• **EXERCISE DESCRIPTION**
Using the listing below, copy every line that mentions "施工单位现场制作试件".

## Begin RECORDED INFORMATION

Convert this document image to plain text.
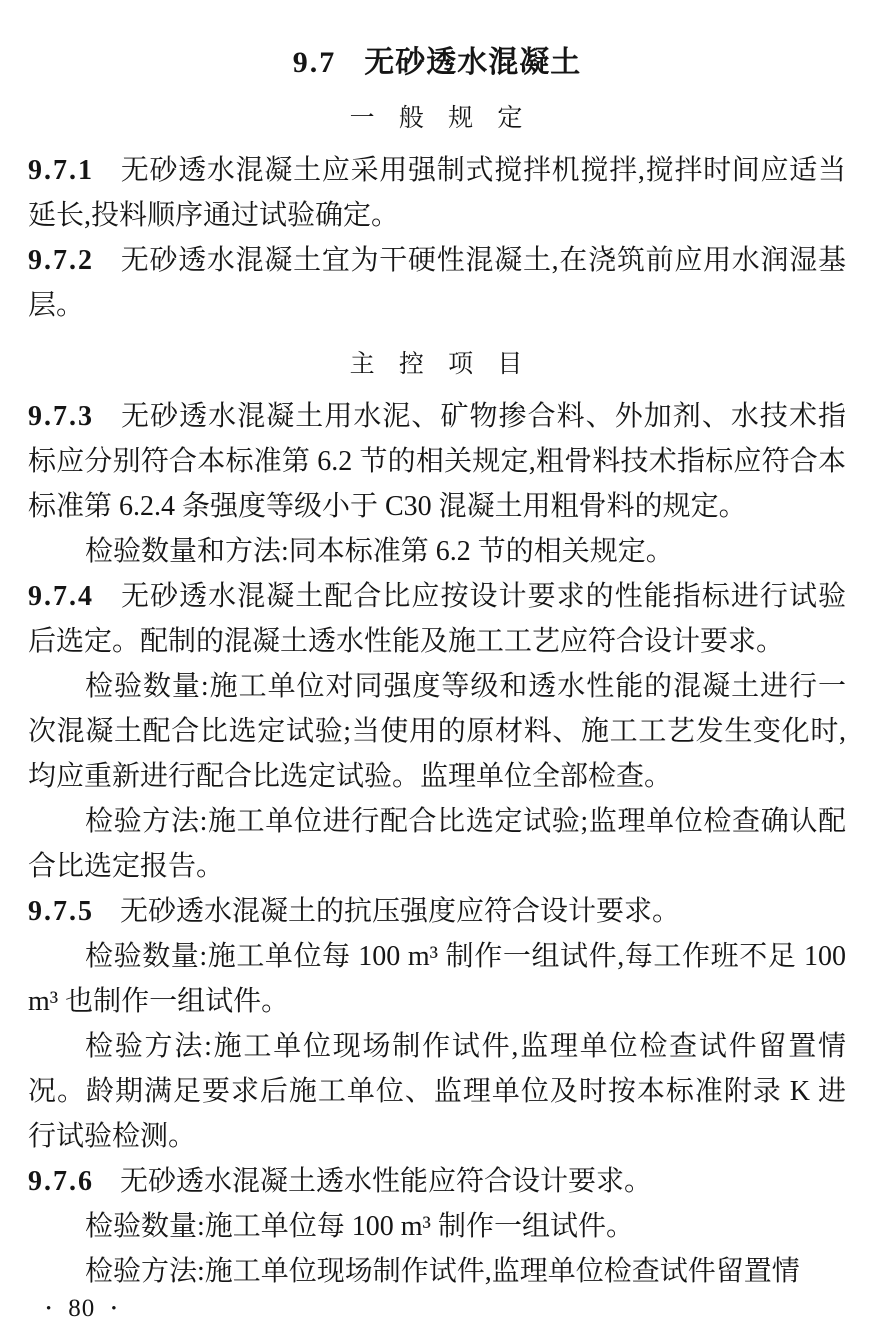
9.7 无砂透水混凝土
一 般 规 定

9.7.1 无砂透水混凝土应采用强制式搅拌机搅拌,搅拌时间应适当延长,投料顺序通过试验确定。

9.7.2 无砂透水混凝土宜为干硬性混凝土,在浇筑前应用水润湿基层。

主 控 项 目

9.7.3 无砂透水混凝土用水泥、矿物掺合料、外加剂、水技术指标应分别符合本标准第 6.2 节的相关规定,粗骨料技术指标应符合本标准第 6.2.4 条强度等级小于 C30 混凝土用粗骨料的规定。

检验数量和方法:同本标准第 6.2 节的相关规定。

9.7.4 无砂透水混凝土配合比应按设计要求的性能指标进行试验后选定。配制的混凝土透水性能及施工工艺应符合设计要求。

检验数量:施工单位对同强度等级和透水性能的混凝土进行一次混凝土配合比选定试验;当使用的原材料、施工工艺发生变化时,均应重新进行配合比选定试验。监理单位全部检查。

检验方法:施工单位进行配合比选定试验;监理单位检查确认配合比选定报告。

9.7.5 无砂透水混凝土的抗压强度应符合设计要求。

检验数量:施工单位每 100 m³ 制作一组试件,每工作班不足 100 m³ 也制作一组试件。

检验方法:施工单位现场制作试件,监理单位检查试件留置情况。龄期满足要求后施工单位、监理单位及时按本标准附录 K 进行试验检测。

9.7.6 无砂透水混凝土透水性能应符合设计要求。

检验数量:施工单位每 100 m³ 制作一组试件。

检验方法:施工单位现场制作试件,监理单位检查试件留置情

• 80 •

## End RECORDED INFORMATION

• **PROBLEM SOLUTION**
检验方法:施工单位现场制作试件,监理单位检查试件留置情况。龄期满足要求后施工单位、监理单位及时按本标准附录 K 进行试验检测。
检验方法:施工单位现场制作试件,监理单位检查试件留置情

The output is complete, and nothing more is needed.